● What is being asked: Will you transcribe the entries that follow, exactly and in full?

● Extracted records:
----------

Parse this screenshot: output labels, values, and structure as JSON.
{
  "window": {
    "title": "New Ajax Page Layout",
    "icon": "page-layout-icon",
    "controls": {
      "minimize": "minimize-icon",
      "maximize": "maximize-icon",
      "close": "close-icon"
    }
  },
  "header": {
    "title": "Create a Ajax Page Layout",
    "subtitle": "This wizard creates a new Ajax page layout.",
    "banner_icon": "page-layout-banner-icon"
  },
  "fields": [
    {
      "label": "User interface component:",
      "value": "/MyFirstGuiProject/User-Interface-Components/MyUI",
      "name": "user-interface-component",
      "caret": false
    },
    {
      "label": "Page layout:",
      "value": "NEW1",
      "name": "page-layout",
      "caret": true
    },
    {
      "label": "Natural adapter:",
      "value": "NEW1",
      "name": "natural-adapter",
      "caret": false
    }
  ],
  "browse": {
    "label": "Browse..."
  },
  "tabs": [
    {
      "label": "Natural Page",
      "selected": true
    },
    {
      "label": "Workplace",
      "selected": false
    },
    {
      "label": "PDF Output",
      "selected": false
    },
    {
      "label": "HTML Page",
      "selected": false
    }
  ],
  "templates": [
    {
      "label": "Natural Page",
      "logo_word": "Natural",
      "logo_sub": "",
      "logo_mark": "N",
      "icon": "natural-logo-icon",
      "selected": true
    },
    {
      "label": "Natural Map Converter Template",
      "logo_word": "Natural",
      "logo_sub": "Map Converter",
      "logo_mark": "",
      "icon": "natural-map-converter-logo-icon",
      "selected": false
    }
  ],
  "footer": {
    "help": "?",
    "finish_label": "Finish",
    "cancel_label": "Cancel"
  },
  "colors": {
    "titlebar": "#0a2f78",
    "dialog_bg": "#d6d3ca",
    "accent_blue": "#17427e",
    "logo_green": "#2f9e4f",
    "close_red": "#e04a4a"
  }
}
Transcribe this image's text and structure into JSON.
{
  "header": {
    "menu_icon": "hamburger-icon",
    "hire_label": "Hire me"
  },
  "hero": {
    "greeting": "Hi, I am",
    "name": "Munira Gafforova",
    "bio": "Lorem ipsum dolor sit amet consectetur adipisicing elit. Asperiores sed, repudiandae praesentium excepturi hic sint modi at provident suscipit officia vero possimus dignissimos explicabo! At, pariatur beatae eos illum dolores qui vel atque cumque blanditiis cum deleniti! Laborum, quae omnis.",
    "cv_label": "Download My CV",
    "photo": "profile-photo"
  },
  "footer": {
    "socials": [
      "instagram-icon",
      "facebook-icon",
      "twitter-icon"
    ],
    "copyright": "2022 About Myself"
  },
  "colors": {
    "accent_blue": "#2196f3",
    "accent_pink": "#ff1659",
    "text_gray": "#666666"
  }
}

----------

● The response:
Parse this screenshot: output labels, values, and structure as JSON.
{
  "window": {
    "title": "New Ajax Page Layout",
    "icon": "page-layout-icon",
    "controls": {
      "minimize": "minimize-icon",
      "maximize": "maximize-icon",
      "close": "close-icon"
    }
  },
  "header": {
    "title": "Create a Ajax Page Layout",
    "subtitle": "This wizard creates a new Ajax page layout.",
    "banner_icon": "page-layout-banner-icon"
  },
  "fields": [
    {
      "label": "User interface component:",
      "value": "/MyFirstGuiProject/User-Interface-Components/MyUI",
      "name": "user-interface-component",
      "caret": false
    },
    {
      "label": "Page layout:",
      "value": "NEW1",
      "name": "page-layout",
      "caret": true
    },
    {
      "label": "Natural adapter:",
      "value": "NEW1",
      "name": "natural-adapter",
      "caret": false
    }
  ],
  "browse": {
    "label": "Browse..."
  },
  "tabs": [
    {
      "label": "Natural Page",
      "selected": true
    },
    {
      "label": "Workplace",
      "selected": false
    },
    {
      "label": "PDF Output",
      "selected": false
    },
    {
      "label": "HTML Page",
      "selected": false
    }
  ],
  "templates": [
    {
      "label": "Natural Page",
      "logo_word": "Natural",
      "logo_sub": "",
      "logo_mark": "N",
      "icon": "natural-logo-icon",
      "selected": true
    },
    {
      "label": "Natural Map Converter Template",
      "logo_word": "Natural",
      "logo_sub": "Map Converter",
      "logo_mark": "",
      "icon": "natural-map-converter-logo-icon",
      "selected": false
    }
  ],
  "footer": {
    "help": "?",
    "finish_label": "Finish",
    "cancel_label": "Cancel"
  },
  "colors": {
    "titlebar": "#0a2f78",
    "dialog_bg": "#d6d3ca",
    "accent_blue": "#17427e",
    "logo_green": "#2f9e4f",
    "close_red": "#e04a4a"
  }
}
Transcribe this image's text and structure into JSON.
{
  "header": {
    "menu_icon": "hamburger-icon",
    "hire_label": "Hire me"
  },
  "hero": {
    "greeting": "Hi, I am",
    "name": "Munira Gafforova",
    "bio": "Lorem ipsum dolor sit amet consectetur adipisicing elit. Asperiores sed, repudiandae praesentium excepturi hic sint modi at provident suscipit officia vero possimus dignissimos explicabo! At, pariatur beatae eos illum dolores qui vel atque cumque blanditiis cum deleniti! Laborum, quae omnis.",
    "cv_label": "Download My CV",
    "photo": "profile-photo"
  },
  "footer": {
    "socials": [
      "instagram-icon",
      "facebook-icon",
      "twitter-icon"
    ],
    "copyright": "2022 About Myself"
  },
  "colors": {
    "accent_blue": "#2196f3",
    "accent_pink": "#ff1659",
    "text_gray": "#666666"
  }
}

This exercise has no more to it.